● Task instructions
Work out how many lines of the records hold the string "projects", and reply with that number alone.

>>

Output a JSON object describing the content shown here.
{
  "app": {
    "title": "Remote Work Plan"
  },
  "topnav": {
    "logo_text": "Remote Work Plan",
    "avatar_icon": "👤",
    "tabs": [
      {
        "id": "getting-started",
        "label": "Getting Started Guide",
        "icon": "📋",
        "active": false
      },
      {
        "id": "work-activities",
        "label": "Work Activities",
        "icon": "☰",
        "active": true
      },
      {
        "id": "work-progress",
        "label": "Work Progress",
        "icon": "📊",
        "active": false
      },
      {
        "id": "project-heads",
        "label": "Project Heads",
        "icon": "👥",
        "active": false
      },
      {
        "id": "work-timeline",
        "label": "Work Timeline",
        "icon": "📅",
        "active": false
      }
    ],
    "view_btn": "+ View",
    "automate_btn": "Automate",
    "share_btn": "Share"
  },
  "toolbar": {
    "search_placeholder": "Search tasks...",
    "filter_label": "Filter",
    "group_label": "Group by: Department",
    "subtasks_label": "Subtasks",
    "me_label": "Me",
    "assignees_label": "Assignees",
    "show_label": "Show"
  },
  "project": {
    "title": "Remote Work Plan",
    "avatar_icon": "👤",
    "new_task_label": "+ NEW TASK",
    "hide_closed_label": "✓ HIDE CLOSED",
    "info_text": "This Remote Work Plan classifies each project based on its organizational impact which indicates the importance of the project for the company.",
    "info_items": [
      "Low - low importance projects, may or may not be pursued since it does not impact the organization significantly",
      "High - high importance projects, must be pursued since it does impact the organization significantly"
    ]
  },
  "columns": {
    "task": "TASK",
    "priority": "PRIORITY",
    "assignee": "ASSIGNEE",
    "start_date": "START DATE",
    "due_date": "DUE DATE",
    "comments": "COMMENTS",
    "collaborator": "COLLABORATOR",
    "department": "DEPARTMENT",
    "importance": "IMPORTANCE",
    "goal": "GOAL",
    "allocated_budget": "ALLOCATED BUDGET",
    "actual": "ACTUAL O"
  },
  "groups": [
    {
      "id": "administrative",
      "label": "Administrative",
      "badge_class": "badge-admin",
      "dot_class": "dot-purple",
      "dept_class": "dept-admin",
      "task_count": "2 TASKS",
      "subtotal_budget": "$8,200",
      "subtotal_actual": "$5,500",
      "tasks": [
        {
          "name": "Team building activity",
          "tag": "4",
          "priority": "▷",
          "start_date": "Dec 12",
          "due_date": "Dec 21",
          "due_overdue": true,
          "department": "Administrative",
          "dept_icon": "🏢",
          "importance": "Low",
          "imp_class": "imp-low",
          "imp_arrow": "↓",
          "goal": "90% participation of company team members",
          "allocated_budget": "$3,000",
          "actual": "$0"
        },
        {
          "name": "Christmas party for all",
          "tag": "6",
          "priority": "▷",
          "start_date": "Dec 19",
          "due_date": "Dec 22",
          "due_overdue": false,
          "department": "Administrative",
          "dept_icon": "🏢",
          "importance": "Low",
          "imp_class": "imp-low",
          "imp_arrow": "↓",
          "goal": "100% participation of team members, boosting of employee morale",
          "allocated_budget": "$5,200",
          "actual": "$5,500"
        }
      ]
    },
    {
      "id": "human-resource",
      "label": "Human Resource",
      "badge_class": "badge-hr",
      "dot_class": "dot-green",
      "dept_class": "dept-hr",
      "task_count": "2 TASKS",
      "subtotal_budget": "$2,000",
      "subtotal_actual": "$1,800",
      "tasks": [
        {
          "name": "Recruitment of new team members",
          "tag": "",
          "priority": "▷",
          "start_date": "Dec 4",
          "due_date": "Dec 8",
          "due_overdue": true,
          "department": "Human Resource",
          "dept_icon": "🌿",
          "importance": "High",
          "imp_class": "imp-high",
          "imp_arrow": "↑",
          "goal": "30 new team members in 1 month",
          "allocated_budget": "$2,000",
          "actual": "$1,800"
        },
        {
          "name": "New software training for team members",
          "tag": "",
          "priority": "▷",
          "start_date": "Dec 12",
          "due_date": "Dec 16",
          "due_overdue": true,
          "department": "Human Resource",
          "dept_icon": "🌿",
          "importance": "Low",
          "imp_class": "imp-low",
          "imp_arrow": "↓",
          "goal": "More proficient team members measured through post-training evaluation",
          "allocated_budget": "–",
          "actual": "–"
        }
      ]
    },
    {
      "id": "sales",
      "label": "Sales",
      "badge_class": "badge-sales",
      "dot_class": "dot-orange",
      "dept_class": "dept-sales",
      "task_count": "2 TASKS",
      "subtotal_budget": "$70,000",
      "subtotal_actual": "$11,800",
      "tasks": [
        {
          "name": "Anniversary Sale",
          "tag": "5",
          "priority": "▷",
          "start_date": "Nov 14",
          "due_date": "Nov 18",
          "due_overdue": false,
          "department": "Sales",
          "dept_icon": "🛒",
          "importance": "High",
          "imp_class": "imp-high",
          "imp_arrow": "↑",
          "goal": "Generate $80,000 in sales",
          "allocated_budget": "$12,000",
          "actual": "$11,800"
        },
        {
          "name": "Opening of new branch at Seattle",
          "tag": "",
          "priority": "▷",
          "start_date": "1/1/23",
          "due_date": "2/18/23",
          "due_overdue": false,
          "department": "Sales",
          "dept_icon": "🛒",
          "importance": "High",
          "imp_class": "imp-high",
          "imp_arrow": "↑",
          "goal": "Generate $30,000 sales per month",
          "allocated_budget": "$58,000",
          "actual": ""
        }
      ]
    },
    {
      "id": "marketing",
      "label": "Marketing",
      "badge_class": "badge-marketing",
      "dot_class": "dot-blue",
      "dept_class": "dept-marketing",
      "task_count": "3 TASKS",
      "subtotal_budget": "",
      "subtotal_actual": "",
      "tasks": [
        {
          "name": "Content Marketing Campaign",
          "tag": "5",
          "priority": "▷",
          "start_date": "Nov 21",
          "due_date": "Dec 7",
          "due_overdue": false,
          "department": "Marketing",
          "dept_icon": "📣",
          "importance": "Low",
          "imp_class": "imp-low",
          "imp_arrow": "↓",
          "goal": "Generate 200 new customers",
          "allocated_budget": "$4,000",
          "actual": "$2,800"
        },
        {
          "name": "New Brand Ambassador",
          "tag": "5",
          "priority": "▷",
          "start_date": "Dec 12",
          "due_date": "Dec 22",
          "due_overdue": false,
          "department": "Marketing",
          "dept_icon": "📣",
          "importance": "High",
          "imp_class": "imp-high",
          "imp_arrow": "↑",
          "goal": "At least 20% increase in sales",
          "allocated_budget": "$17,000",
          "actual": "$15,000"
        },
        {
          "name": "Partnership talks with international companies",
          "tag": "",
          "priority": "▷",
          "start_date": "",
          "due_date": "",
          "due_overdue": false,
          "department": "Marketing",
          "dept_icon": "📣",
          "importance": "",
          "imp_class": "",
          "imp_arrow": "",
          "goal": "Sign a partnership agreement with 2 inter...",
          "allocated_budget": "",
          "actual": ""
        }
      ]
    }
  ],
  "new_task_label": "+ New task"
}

<<

● Exercise response
2